DATA SUPPLIED:

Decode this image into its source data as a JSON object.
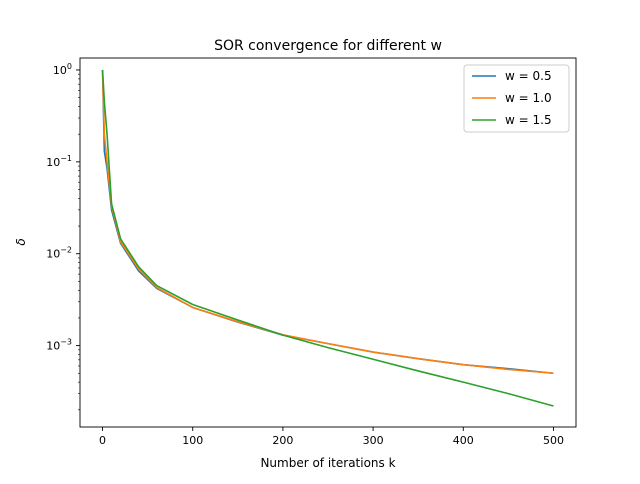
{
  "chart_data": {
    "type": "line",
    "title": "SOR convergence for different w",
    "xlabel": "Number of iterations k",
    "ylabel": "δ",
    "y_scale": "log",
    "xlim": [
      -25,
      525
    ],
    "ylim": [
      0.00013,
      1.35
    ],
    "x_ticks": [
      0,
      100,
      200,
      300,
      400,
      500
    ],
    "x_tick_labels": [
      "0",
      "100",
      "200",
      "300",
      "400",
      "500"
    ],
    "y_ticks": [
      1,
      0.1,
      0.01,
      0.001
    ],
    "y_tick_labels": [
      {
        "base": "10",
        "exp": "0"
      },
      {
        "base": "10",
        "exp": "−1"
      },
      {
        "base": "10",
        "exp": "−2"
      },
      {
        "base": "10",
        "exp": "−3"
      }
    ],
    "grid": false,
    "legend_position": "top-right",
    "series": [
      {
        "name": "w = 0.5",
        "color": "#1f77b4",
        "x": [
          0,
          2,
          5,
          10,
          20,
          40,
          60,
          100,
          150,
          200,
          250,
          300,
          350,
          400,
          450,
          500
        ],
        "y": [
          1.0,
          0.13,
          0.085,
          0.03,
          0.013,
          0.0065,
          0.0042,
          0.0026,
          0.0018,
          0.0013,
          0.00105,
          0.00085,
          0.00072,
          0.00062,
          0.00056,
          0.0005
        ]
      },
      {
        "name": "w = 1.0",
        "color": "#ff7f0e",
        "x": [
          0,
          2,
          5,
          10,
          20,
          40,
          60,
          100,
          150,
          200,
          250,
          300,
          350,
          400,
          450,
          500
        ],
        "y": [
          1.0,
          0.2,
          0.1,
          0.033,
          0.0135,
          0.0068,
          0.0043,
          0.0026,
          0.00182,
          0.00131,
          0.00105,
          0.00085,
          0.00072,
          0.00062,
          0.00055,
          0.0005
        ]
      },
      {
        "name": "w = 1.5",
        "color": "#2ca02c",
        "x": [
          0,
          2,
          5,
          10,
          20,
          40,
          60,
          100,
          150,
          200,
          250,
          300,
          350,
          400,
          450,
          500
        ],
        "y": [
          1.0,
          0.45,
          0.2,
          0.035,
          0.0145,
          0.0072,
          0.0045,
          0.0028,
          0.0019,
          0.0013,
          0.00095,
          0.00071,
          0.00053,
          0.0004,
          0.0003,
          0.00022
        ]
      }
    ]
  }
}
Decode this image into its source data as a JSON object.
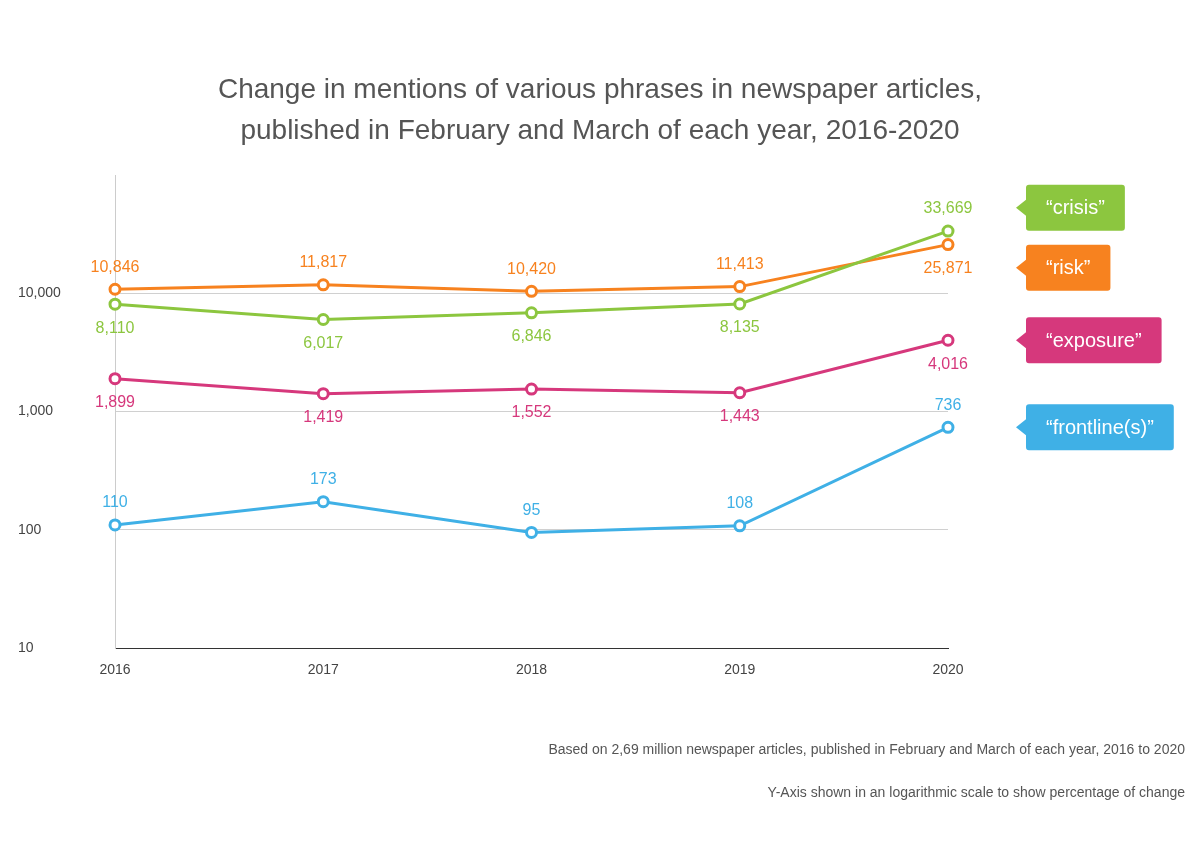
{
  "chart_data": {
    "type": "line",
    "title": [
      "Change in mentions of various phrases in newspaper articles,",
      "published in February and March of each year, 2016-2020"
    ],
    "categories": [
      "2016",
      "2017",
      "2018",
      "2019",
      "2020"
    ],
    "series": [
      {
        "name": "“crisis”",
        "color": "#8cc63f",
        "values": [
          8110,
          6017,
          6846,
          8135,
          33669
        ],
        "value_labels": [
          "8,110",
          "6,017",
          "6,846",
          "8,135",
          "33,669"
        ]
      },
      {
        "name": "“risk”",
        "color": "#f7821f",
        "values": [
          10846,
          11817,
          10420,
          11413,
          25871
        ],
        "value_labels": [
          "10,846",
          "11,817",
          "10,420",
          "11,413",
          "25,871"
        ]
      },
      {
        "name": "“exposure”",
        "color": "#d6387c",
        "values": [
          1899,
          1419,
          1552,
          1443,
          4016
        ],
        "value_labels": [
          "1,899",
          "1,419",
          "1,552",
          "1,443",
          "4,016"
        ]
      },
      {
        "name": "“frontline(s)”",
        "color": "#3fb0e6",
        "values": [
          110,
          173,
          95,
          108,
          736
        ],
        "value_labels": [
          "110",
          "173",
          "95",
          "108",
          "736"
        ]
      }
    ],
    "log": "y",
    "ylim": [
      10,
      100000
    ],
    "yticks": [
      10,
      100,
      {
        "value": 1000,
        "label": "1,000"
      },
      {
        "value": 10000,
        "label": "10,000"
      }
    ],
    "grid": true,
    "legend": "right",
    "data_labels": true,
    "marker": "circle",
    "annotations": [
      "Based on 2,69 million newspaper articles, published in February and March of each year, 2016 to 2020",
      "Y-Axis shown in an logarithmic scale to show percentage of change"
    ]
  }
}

WHAT TO DO:
Using the listing above, state the number of lines that hold "March", with no other text.

FINISHED ANSWER:
2